RECORDED DATA>
Begin

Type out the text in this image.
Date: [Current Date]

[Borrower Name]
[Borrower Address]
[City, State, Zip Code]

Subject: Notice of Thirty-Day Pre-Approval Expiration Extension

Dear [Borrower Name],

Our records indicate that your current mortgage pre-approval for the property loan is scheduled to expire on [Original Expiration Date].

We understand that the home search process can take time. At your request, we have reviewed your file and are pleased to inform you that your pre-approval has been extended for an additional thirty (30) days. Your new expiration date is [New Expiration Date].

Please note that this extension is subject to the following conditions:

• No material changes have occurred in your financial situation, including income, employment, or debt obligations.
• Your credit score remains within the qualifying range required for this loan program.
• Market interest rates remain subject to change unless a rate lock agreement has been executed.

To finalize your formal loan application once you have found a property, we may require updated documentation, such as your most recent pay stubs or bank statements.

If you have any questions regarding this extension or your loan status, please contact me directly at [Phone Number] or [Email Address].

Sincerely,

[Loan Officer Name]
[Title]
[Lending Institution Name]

End

TASK TO COMPLETE> Copy each line of the entries that includes the word "property".

SOLUTION TO THIS EXERCISE>
Our records indicate that your current mortgage pre-approval for the property loan is scheduled to expire on [Original Expiration Date].
To finalize your formal loan application once you have found a property, we may require updated documentation, such as your most recent pay stubs or bank statements.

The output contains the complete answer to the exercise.